[Set problem] Nothing but the lines from the one containing "Convert this document image to plain text." through the last line should be written out, please, exactly as they stand.

[Saved entries]
§ §

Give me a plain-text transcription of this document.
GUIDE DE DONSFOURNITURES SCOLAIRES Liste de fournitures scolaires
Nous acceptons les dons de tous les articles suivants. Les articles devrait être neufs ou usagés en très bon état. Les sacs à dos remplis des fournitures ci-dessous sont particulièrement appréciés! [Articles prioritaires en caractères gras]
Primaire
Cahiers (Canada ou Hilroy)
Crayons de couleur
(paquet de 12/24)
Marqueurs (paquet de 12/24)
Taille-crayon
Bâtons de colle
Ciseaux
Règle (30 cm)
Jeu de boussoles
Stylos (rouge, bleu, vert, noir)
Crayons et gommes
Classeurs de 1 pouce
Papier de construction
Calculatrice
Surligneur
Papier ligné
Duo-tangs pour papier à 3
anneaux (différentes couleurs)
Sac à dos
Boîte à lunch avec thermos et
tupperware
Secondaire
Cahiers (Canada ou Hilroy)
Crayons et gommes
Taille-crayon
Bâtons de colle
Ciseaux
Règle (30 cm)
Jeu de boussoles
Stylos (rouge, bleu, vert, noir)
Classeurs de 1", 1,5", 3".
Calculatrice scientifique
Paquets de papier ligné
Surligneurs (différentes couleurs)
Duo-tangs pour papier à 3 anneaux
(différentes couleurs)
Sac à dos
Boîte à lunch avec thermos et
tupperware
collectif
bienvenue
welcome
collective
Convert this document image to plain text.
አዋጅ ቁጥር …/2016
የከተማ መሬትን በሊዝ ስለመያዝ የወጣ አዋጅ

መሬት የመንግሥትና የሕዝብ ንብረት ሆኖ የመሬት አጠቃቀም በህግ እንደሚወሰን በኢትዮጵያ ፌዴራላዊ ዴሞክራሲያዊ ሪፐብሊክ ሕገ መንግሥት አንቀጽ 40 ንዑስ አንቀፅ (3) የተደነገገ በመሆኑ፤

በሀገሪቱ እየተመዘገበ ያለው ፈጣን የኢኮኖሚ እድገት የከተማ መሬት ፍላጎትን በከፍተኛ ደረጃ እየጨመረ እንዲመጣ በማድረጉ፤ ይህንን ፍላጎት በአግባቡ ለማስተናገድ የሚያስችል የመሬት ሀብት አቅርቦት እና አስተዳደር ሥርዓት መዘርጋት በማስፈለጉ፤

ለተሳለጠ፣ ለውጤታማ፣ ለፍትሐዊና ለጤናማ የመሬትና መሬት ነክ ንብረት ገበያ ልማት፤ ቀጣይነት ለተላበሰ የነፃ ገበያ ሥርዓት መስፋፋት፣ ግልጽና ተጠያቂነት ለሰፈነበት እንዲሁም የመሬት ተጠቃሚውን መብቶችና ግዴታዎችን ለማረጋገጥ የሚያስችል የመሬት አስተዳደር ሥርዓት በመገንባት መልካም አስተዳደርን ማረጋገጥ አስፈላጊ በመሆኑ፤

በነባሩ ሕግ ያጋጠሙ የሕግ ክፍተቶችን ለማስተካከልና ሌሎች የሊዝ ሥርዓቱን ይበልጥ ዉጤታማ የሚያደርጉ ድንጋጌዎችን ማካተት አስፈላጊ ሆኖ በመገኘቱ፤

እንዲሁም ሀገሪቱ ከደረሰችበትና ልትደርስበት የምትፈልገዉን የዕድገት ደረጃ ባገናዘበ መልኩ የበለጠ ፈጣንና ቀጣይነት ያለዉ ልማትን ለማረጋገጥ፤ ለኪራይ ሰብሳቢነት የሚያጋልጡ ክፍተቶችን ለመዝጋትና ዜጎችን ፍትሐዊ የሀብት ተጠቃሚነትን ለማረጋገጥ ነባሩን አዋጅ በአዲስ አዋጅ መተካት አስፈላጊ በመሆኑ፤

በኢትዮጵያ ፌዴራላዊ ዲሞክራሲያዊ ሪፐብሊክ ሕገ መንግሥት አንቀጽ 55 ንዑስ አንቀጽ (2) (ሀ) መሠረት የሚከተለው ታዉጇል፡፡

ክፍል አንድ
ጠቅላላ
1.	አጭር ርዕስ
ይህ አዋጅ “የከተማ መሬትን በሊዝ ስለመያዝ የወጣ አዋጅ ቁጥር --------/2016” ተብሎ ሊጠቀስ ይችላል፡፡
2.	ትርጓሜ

§ §

[Completed exercise]
Convert this document image to plain text.
አዋጅ ቁጥር …/2016
የከተማ መሬትን በሊዝ ስለመያዝ የወጣ አዋጅ

መሬት የመንግሥትና የሕዝብ ንብረት ሆኖ የመሬት አጠቃቀም በህግ እንደሚወሰን በኢትዮጵያ ፌዴራላዊ ዴሞክራሲያዊ ሪፐብሊክ ሕገ መንግሥት አንቀጽ 40 ንዑስ አንቀፅ (3) የተደነገገ በመሆኑ፤

በሀገሪቱ እየተመዘገበ ያለው ፈጣን የኢኮኖሚ እድገት የከተማ መሬት ፍላጎትን በከፍተኛ ደረጃ እየጨመረ እንዲመጣ በማድረጉ፤ ይህንን ፍላጎት በአግባቡ ለማስተናገድ የሚያስችል የመሬት ሀብት አቅርቦት እና አስተዳደር ሥርዓት መዘርጋት በማስፈለጉ፤

ለተሳለጠ፣ ለውጤታማ፣ ለፍትሐዊና ለጤናማ የመሬትና መሬት ነክ ንብረት ገበያ ልማት፤ ቀጣይነት ለተላበሰ የነፃ ገበያ ሥርዓት መስፋፋት፣ ግልጽና ተጠያቂነት ለሰፈነበት እንዲሁም የመሬት ተጠቃሚውን መብቶችና ግዴታዎችን ለማረጋገጥ የሚያስችል የመሬት አስተዳደር ሥርዓት በመገንባት መልካም አስተዳደርን ማረጋገጥ አስፈላጊ በመሆኑ፤

በነባሩ ሕግ ያጋጠሙ የሕግ ክፍተቶችን ለማስተካከልና ሌሎች የሊዝ ሥርዓቱን ይበልጥ ዉጤታማ የሚያደርጉ ድንጋጌዎችን ማካተት አስፈላጊ ሆኖ በመገኘቱ፤

እንዲሁም ሀገሪቱ ከደረሰችበትና ልትደርስበት የምትፈልገዉን የዕድገት ደረጃ ባገናዘበ መልኩ የበለጠ ፈጣንና ቀጣይነት ያለዉ ልማትን ለማረጋገጥ፤ ለኪራይ ሰብሳቢነት የሚያጋልጡ ክፍተቶችን ለመዝጋትና ዜጎችን ፍትሐዊ የሀብት ተጠቃሚነትን ለማረጋገጥ ነባሩን አዋጅ በአዲስ አዋጅ መተካት አስፈላጊ በመሆኑ፤

በኢትዮጵያ ፌዴራላዊ ዲሞክራሲያዊ ሪፐብሊክ ሕገ መንግሥት አንቀጽ 55 ንዑስ አንቀጽ (2) (ሀ) መሠረት የሚከተለው ታዉጇል፡፡

ክፍል አንድ
ጠቅላላ
1.	አጭር ርዕስ
ይህ አዋጅ “የከተማ መሬትን በሊዝ ስለመያዝ የወጣ አዋጅ ቁጥር --------/2016” ተብሎ ሊጠቀስ ይችላል፡፡
2.	ትርጓሜ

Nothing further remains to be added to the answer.